BEGIN
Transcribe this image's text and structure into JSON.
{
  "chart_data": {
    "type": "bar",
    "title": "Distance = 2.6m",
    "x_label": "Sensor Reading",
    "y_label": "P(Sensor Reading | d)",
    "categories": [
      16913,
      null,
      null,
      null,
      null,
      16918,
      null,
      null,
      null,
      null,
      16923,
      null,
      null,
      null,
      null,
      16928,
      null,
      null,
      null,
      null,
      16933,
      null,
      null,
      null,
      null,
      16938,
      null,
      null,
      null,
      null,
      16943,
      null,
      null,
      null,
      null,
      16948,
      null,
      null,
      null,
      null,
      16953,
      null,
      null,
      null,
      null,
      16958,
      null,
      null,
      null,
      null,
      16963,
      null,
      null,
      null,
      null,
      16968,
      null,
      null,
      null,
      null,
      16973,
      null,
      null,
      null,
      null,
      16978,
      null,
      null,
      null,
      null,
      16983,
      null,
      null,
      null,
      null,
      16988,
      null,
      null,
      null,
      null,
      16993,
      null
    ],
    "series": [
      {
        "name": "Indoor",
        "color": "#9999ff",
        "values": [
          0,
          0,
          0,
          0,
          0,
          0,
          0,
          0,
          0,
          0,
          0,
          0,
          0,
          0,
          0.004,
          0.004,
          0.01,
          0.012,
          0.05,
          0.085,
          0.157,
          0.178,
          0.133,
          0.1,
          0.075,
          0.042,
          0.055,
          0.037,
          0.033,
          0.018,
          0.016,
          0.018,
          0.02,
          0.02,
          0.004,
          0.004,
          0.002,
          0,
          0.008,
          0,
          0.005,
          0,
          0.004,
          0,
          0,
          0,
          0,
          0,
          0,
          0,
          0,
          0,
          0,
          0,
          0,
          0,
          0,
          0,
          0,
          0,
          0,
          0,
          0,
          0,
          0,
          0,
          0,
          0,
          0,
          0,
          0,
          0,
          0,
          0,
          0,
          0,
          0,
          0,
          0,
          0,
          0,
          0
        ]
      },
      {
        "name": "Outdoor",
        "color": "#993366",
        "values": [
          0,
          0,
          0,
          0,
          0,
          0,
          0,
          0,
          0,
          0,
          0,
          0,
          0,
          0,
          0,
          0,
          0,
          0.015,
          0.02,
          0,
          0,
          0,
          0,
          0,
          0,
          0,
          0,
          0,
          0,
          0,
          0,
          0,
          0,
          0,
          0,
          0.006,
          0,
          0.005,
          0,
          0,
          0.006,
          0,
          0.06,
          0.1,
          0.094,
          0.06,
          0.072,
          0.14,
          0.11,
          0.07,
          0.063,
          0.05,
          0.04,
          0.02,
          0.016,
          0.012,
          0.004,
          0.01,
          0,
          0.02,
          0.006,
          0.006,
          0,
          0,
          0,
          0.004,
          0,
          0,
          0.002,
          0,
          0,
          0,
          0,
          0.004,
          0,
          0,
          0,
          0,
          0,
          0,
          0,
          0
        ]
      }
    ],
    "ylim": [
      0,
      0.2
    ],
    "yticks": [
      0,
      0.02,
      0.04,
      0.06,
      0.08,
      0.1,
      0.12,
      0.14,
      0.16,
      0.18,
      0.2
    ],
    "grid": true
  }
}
END
Do this :: Write out the listing once more, matching it exactly.

Final result ::
Transcribe this image's text and structure into JSON.
{
  "chart_data": {
    "type": "bar",
    "title": "Distance = 2.6m",
    "x_label": "Sensor Reading",
    "y_label": "P(Sensor Reading | d)",
    "categories": [
      16913,
      null,
      null,
      null,
      null,
      16918,
      null,
      null,
      null,
      null,
      16923,
      null,
      null,
      null,
      null,
      16928,
      null,
      null,
      null,
      null,
      16933,
      null,
      null,
      null,
      null,
      16938,
      null,
      null,
      null,
      null,
      16943,
      null,
      null,
      null,
      null,
      16948,
      null,
      null,
      null,
      null,
      16953,
      null,
      null,
      null,
      null,
      16958,
      null,
      null,
      null,
      null,
      16963,
      null,
      null,
      null,
      null,
      16968,
      null,
      null,
      null,
      null,
      16973,
      null,
      null,
      null,
      null,
      16978,
      null,
      null,
      null,
      null,
      16983,
      null,
      null,
      null,
      null,
      16988,
      null,
      null,
      null,
      null,
      16993,
      null
    ],
    "series": [
      {
        "name": "Indoor",
        "color": "#9999ff",
        "values": [
          0,
          0,
          0,
          0,
          0,
          0,
          0,
          0,
          0,
          0,
          0,
          0,
          0,
          0,
          0.004,
          0.004,
          0.01,
          0.012,
          0.05,
          0.085,
          0.157,
          0.178,
          0.133,
          0.1,
          0.075,
          0.042,
          0.055,
          0.037,
          0.033,
          0.018,
          0.016,
          0.018,
          0.02,
          0.02,
          0.004,
          0.004,
          0.002,
          0,
          0.008,
          0,
          0.005,
          0,
          0.004,
          0,
          0,
          0,
          0,
          0,
          0,
          0,
          0,
          0,
          0,
          0,
          0,
          0,
          0,
          0,
          0,
          0,
          0,
          0,
          0,
          0,
          0,
          0,
          0,
          0,
          0,
          0,
          0,
          0,
          0,
          0,
          0,
          0,
          0,
          0,
          0,
          0,
          0,
          0
        ]
      },
      {
        "name": "Outdoor",
        "color": "#993366",
        "values": [
          0,
          0,
          0,
          0,
          0,
          0,
          0,
          0,
          0,
          0,
          0,
          0,
          0,
          0,
          0,
          0,
          0,
          0.015,
          0.02,
          0,
          0,
          0,
          0,
          0,
          0,
          0,
          0,
          0,
          0,
          0,
          0,
          0,
          0,
          0,
          0,
          0.006,
          0,
          0.005,
          0,
          0,
          0.006,
          0,
          0.06,
          0.1,
          0.094,
          0.06,
          0.072,
          0.14,
          0.11,
          0.07,
          0.063,
          0.05,
          0.04,
          0.02,
          0.016,
          0.012,
          0.004,
          0.01,
          0,
          0.02,
          0.006,
          0.006,
          0,
          0,
          0,
          0.004,
          0,
          0,
          0.002,
          0,
          0,
          0,
          0,
          0.004,
          0,
          0,
          0,
          0,
          0,
          0,
          0,
          0
        ]
      }
    ],
    "ylim": [
      0,
      0.2
    ],
    "yticks": [
      0,
      0.02,
      0.04,
      0.06,
      0.08,
      0.1,
      0.12,
      0.14,
      0.16,
      0.18,
      0.2
    ],
    "grid": true
  }
}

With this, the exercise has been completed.